Records from a collection of figures:
__________________________________________________

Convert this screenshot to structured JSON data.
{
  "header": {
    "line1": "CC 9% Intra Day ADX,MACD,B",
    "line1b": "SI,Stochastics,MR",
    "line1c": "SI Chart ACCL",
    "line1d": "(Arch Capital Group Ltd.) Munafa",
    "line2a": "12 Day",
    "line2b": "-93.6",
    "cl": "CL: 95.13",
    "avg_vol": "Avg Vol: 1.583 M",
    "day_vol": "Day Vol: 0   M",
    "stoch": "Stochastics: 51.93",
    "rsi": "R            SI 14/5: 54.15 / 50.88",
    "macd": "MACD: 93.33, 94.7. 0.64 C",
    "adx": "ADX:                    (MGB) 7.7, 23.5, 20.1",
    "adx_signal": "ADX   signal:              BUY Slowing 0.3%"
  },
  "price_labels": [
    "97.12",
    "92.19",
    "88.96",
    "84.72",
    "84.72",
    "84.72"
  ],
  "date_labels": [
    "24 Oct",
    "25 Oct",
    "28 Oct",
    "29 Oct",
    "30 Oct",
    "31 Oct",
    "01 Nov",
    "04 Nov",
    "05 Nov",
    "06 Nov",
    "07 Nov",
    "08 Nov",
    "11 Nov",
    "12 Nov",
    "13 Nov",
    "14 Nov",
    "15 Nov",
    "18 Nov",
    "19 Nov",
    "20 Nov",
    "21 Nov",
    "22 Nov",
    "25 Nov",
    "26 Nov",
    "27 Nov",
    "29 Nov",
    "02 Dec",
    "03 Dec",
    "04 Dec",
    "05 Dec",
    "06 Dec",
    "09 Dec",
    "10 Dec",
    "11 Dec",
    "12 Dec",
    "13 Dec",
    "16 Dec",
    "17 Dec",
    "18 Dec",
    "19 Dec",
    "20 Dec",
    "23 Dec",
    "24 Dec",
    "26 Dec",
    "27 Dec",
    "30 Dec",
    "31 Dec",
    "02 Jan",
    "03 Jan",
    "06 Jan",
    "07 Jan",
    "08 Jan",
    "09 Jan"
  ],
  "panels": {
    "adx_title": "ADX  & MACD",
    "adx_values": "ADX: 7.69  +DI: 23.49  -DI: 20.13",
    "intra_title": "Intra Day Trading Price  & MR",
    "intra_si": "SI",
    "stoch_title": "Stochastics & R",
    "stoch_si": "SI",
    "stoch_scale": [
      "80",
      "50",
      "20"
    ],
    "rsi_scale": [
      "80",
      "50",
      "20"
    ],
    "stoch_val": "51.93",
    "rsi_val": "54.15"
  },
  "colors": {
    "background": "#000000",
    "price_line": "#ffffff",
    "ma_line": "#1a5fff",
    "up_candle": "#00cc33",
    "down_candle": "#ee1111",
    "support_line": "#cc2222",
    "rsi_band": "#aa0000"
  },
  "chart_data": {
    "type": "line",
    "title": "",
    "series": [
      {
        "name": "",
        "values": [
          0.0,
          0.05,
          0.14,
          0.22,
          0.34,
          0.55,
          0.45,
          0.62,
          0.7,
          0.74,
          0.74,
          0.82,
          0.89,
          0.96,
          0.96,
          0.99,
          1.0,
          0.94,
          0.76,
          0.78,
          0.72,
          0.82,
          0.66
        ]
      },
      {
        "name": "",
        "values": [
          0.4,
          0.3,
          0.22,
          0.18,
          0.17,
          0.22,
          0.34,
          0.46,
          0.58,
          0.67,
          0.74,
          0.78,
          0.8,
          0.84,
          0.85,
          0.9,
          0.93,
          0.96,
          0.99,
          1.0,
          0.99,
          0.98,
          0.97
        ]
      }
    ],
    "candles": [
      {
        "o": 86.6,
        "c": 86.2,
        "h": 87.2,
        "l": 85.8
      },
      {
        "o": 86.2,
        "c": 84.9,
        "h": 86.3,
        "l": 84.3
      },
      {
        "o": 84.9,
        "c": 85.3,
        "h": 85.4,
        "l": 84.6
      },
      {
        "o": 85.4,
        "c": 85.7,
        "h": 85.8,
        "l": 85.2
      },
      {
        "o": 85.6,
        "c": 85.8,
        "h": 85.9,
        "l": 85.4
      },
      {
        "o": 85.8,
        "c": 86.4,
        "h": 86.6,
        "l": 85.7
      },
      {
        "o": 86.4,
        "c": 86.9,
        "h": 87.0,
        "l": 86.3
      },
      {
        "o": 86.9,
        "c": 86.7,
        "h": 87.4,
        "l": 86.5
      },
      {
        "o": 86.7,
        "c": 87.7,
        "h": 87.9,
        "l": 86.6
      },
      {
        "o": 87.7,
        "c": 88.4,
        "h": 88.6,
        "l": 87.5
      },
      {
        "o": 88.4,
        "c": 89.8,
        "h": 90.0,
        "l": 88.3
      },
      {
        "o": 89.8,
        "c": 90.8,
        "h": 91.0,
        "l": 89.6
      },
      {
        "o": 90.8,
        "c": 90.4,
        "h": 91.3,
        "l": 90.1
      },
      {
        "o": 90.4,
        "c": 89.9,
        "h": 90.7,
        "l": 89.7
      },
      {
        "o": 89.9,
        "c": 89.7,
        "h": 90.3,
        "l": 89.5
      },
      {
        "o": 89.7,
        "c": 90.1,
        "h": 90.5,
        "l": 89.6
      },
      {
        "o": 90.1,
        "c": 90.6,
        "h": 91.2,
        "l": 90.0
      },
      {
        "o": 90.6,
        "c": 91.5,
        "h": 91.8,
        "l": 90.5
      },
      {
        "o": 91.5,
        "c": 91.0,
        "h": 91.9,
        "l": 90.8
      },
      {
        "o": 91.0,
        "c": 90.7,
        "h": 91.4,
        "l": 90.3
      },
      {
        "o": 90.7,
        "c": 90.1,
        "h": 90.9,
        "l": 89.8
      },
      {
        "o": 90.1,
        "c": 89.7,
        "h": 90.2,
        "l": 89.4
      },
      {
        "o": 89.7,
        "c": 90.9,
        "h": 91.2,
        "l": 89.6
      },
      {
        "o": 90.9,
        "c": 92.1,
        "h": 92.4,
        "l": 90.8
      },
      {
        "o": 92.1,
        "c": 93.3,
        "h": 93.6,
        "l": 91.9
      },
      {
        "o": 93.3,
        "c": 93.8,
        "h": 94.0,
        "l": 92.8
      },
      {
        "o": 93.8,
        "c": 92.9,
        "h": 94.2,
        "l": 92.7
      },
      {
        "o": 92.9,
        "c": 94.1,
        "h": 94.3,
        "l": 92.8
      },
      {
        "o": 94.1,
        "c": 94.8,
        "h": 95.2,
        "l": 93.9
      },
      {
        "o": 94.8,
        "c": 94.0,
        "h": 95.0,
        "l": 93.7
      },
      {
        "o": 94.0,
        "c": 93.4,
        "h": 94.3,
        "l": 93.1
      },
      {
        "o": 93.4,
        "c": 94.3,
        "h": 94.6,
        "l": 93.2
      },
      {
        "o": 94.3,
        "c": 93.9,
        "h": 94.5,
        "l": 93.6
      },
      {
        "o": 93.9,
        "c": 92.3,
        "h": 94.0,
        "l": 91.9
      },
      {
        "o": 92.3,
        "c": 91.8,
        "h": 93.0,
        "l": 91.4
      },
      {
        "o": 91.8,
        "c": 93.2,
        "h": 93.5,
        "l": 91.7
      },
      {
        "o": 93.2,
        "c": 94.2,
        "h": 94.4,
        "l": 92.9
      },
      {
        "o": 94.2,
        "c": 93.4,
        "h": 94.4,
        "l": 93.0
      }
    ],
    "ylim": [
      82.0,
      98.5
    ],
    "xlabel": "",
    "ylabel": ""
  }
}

__________________________________________________

* TO DO:
Using the listing above, show each line holding the string "MACD".

* TASK RESULT:
    "line1": "CC 9% Intra Day ADX,MACD,B",
    "macd": "MACD: 93.33, 94.7. 0.64 C",
    "adx_title": "ADX  & MACD",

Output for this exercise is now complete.